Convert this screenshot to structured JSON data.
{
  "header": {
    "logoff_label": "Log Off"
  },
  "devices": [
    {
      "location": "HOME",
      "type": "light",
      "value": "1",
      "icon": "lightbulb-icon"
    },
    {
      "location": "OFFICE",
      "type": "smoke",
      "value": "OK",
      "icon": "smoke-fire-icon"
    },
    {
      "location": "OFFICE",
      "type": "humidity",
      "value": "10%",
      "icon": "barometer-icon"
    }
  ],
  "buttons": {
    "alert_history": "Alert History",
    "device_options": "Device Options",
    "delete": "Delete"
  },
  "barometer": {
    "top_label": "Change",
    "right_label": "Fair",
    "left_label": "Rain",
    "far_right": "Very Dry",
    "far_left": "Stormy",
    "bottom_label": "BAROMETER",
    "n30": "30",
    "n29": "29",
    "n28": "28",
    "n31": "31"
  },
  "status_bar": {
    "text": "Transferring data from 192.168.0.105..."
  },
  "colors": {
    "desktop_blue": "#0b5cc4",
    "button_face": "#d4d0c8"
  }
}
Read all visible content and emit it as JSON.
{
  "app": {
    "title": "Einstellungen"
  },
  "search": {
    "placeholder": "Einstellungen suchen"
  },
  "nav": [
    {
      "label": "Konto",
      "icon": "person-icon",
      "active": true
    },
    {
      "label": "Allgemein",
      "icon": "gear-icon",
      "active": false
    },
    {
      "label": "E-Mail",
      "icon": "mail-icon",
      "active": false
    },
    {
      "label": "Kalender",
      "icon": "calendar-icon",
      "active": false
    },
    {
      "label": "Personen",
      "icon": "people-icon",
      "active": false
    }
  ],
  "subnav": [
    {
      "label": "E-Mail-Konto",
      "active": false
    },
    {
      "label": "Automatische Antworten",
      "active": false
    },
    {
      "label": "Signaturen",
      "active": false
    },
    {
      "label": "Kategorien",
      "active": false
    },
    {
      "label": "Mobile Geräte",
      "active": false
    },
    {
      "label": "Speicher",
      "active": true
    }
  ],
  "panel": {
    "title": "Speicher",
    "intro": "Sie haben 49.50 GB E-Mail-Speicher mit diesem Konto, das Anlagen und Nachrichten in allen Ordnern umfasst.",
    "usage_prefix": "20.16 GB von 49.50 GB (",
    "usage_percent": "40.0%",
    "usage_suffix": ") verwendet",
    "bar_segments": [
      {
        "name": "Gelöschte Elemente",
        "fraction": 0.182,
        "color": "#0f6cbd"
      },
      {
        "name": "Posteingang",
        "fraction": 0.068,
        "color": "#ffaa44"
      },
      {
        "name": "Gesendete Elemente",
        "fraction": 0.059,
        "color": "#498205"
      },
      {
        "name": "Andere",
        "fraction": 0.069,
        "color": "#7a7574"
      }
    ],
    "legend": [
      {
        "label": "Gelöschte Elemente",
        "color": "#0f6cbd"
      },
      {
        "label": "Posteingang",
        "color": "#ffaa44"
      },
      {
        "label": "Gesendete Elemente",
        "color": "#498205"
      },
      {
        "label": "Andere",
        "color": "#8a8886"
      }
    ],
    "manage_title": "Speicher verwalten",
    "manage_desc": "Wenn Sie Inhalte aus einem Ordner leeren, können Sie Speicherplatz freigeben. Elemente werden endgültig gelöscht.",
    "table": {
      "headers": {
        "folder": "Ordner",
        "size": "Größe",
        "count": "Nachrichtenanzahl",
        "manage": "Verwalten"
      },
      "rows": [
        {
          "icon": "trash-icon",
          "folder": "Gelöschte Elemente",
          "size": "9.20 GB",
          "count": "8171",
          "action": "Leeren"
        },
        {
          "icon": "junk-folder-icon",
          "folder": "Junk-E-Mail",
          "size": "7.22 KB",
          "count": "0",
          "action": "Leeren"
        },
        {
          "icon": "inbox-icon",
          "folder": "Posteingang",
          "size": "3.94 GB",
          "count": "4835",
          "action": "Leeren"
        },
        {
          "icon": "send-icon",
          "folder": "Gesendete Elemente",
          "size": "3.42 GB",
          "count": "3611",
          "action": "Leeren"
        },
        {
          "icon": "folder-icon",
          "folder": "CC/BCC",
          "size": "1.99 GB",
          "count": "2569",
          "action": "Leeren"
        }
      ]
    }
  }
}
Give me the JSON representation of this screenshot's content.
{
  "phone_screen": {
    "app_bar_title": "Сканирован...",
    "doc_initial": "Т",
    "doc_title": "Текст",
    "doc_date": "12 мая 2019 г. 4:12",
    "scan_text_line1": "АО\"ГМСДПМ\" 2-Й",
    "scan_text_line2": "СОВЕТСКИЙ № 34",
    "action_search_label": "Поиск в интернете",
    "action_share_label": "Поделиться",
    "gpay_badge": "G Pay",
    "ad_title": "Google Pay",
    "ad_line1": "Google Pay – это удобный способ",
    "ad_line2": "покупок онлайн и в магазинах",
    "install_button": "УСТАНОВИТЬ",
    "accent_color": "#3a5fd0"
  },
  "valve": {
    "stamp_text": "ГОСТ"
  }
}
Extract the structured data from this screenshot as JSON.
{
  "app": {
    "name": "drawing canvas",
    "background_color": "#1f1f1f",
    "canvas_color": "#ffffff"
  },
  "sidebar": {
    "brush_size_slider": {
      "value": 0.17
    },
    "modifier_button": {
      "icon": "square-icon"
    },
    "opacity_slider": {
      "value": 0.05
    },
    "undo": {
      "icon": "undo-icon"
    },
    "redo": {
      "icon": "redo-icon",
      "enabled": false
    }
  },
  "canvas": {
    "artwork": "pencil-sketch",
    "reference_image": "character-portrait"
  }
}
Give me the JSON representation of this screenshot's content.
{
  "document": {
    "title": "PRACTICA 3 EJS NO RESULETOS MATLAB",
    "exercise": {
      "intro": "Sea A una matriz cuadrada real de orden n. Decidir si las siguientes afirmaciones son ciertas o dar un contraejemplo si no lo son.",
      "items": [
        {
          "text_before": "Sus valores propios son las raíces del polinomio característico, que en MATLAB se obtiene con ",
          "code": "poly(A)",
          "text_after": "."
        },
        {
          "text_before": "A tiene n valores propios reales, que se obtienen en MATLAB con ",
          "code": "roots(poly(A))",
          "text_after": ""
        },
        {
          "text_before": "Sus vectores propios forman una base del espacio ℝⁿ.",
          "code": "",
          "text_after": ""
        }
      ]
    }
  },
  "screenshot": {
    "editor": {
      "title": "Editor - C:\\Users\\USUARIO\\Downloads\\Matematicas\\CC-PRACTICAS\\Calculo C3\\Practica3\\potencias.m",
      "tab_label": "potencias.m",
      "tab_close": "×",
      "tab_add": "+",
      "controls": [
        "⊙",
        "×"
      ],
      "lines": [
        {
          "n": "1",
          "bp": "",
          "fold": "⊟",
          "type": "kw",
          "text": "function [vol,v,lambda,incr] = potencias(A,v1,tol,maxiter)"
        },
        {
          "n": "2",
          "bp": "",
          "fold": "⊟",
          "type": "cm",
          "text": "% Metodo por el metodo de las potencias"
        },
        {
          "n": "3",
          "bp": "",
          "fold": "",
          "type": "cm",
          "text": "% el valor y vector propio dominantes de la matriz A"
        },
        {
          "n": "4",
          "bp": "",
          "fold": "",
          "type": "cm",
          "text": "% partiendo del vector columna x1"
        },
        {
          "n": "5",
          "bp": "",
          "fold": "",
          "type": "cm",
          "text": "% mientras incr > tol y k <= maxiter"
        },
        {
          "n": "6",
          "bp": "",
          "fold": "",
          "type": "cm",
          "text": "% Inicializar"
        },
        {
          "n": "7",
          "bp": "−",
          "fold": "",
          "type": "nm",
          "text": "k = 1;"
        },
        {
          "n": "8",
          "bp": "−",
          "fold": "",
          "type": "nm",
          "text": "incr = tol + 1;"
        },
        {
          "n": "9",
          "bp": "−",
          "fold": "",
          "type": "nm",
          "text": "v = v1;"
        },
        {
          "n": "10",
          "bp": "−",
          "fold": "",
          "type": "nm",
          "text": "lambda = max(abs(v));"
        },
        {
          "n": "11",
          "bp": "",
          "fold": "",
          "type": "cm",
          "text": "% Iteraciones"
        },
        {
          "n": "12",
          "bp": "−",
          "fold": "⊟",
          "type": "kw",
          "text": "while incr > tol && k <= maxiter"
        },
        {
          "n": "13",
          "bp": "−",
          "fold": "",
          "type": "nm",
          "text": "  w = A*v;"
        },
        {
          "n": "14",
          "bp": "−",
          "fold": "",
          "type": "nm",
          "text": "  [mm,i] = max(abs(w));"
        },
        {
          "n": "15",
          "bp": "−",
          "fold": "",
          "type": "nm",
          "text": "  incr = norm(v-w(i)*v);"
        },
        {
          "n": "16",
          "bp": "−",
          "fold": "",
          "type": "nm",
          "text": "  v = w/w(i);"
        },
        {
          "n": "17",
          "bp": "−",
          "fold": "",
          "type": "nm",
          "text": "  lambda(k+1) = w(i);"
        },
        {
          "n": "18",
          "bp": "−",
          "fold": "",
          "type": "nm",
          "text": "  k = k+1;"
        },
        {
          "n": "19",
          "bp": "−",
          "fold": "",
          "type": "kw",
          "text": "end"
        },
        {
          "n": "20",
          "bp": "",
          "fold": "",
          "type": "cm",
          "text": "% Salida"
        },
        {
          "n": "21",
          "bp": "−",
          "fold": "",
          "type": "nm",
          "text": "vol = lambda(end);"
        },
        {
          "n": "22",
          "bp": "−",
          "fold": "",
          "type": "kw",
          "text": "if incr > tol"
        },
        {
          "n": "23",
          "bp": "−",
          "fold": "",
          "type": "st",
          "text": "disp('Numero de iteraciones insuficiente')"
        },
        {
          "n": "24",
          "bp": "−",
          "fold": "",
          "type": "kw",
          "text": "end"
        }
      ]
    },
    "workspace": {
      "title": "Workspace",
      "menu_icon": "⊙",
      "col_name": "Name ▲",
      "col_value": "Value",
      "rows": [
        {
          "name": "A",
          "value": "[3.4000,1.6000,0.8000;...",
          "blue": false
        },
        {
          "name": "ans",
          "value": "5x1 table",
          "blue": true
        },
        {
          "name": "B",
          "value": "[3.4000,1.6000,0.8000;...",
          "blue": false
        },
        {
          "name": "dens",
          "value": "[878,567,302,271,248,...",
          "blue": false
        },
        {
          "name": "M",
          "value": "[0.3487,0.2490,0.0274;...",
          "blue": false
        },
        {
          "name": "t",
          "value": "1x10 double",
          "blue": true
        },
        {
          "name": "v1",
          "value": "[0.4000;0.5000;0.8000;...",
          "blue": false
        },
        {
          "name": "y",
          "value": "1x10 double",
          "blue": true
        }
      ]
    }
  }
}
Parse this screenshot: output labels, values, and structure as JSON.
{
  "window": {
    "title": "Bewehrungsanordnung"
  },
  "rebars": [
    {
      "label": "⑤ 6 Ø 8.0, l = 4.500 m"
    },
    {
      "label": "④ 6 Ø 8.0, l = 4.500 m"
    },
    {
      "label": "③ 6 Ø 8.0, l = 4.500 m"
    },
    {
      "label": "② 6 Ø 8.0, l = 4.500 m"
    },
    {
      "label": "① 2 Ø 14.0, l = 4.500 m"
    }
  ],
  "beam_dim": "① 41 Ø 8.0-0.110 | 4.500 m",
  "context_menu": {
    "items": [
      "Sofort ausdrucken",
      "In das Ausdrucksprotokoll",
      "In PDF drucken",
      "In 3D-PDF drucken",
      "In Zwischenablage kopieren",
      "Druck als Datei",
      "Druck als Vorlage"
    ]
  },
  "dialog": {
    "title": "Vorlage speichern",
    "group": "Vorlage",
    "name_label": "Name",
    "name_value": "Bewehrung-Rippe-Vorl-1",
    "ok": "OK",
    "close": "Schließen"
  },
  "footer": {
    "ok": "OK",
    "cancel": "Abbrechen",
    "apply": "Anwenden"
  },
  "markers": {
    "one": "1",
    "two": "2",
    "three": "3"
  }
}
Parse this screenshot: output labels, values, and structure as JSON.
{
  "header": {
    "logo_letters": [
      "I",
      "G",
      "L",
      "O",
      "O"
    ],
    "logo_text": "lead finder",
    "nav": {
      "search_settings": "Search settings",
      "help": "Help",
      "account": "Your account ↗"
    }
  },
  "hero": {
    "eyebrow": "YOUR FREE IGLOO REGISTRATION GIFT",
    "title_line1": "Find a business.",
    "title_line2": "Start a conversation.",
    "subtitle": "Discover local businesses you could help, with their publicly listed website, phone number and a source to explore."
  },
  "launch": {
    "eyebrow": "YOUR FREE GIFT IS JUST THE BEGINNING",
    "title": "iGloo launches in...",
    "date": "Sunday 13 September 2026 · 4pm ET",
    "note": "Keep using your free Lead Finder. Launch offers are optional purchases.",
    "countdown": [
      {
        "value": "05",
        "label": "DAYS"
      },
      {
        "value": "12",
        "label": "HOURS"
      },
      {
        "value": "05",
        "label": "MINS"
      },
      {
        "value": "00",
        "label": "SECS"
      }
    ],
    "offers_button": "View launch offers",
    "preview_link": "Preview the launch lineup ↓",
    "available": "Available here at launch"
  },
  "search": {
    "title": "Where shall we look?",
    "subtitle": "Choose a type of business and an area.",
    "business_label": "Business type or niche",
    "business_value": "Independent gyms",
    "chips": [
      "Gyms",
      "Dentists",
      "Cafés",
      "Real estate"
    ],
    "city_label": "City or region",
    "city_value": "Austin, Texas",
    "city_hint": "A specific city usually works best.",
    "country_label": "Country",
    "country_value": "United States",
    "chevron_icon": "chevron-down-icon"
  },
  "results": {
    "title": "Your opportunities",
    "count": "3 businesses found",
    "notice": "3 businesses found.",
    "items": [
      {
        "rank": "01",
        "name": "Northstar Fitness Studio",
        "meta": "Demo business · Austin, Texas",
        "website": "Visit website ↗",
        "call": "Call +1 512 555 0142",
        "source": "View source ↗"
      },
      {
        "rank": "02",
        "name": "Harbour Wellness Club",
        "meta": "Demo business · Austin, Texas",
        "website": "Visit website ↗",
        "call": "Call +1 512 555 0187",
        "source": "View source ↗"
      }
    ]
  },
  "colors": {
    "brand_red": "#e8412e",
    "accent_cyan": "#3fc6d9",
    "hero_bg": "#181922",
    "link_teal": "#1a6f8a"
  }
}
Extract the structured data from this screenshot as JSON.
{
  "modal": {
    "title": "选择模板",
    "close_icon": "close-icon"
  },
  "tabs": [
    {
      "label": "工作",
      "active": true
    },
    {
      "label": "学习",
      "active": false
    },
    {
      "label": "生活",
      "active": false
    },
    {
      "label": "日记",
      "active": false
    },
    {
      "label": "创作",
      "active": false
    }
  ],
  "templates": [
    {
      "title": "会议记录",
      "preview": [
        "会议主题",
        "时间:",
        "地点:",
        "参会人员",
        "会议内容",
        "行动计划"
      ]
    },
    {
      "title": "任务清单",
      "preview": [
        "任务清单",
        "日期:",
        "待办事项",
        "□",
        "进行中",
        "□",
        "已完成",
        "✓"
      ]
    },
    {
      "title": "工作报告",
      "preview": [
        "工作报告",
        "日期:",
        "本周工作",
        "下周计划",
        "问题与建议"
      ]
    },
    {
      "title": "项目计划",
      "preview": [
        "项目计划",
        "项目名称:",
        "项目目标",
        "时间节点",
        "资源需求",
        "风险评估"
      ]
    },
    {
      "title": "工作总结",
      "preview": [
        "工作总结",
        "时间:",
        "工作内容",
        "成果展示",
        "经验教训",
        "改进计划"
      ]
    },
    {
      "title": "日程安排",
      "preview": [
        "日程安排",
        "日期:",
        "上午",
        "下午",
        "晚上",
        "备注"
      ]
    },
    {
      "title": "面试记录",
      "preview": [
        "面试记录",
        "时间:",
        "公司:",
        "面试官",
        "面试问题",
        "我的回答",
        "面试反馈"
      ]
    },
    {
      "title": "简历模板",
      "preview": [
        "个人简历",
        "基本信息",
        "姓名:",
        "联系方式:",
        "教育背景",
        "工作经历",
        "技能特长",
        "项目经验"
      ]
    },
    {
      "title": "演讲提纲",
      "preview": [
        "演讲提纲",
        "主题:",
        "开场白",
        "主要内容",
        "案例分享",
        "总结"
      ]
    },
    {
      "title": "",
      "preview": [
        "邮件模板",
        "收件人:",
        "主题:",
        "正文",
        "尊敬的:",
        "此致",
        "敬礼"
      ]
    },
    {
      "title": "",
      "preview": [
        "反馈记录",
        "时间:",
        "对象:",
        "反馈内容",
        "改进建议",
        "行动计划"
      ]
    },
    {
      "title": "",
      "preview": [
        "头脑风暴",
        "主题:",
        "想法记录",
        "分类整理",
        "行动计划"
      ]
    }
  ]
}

· · ·

▸ **THE TASK**: Show the lines where the word "propios" appears in the entries.

▸ **SOLUTION TO THIS EXERCISE**:
          "text_before": "Sus valores propios son las raíces del polinomio característico, que en MATLAB se obtiene con ",
          "text_before": "A tiene n valores propios reales, que se obtienen en MATLAB con ",
          "text_before": "Sus vectores propios forman una base del espacio ℝⁿ.",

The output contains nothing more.